Work required: Find the lines in the listing below that have the word "title" and give their count, nothing else.

------------

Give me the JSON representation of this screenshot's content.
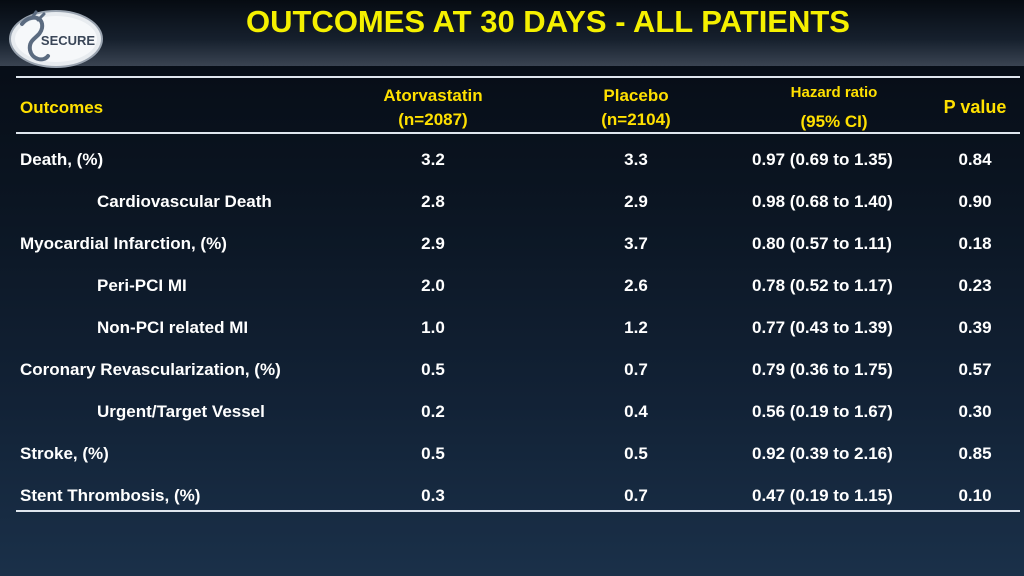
{
  "title": "OUTCOMES AT 30 DAYS - ALL PATIENTS",
  "logo_text": "SECURE",
  "headers": {
    "outcomes": "Outcomes",
    "atorvastatin": "Atorvastatin",
    "atorvastatin_n": "(n=2087)",
    "placebo": "Placebo",
    "placebo_n": "(n=2104)",
    "hazard_ratio": "Hazard ratio",
    "hazard_ci": "(95% CI)",
    "p_value": "P value"
  },
  "rows": [
    {
      "label": "Death, (%)",
      "indent": false,
      "atorvastatin": "3.2",
      "placebo": "3.3",
      "hr": "0.97 (0.69 to 1.35)",
      "p": "0.84"
    },
    {
      "label": "Cardiovascular Death",
      "indent": true,
      "atorvastatin": "2.8",
      "placebo": "2.9",
      "hr": "0.98 (0.68 to 1.40)",
      "p": "0.90"
    },
    {
      "label": "Myocardial Infarction, (%)",
      "indent": false,
      "atorvastatin": "2.9",
      "placebo": "3.7",
      "hr": "0.80 (0.57 to 1.11)",
      "p": "0.18"
    },
    {
      "label": "Peri-PCI MI",
      "indent": true,
      "atorvastatin": "2.0",
      "placebo": "2.6",
      "hr": "0.78 (0.52 to 1.17)",
      "p": "0.23"
    },
    {
      "label": "Non-PCI related MI",
      "indent": true,
      "atorvastatin": "1.0",
      "placebo": "1.2",
      "hr": "0.77 (0.43 to 1.39)",
      "p": "0.39"
    },
    {
      "label": "Coronary Revascularization, (%)",
      "indent": false,
      "atorvastatin": "0.5",
      "placebo": "0.7",
      "hr": "0.79 (0.36 to 1.75)",
      "p": "0.57"
    },
    {
      "label": "Urgent/Target Vessel",
      "indent": true,
      "atorvastatin": "0.2",
      "placebo": "0.4",
      "hr": "0.56 (0.19 to 1.67)",
      "p": "0.30"
    },
    {
      "label": "Stroke, (%)",
      "indent": false,
      "atorvastatin": "0.5",
      "placebo": "0.5",
      "hr": "0.92 (0.39 to 2.16)",
      "p": "0.85"
    },
    {
      "label": "Stent Thrombosis, (%)",
      "indent": false,
      "atorvastatin": "0.3",
      "placebo": "0.7",
      "hr": "0.47 (0.19 to 1.15)",
      "p": "0.10"
    }
  ],
  "colors": {
    "title": "#f5f000",
    "header": "#ffe000",
    "text": "#ffffff",
    "rule": "#dfe6ee"
  }
}
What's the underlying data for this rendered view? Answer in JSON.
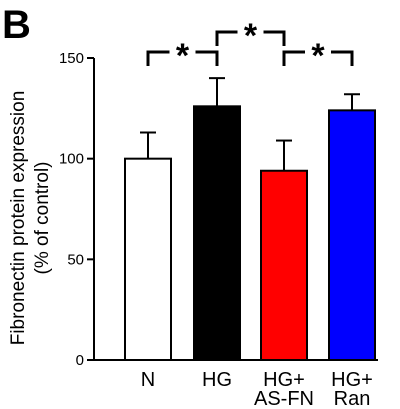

------------

Your response: 2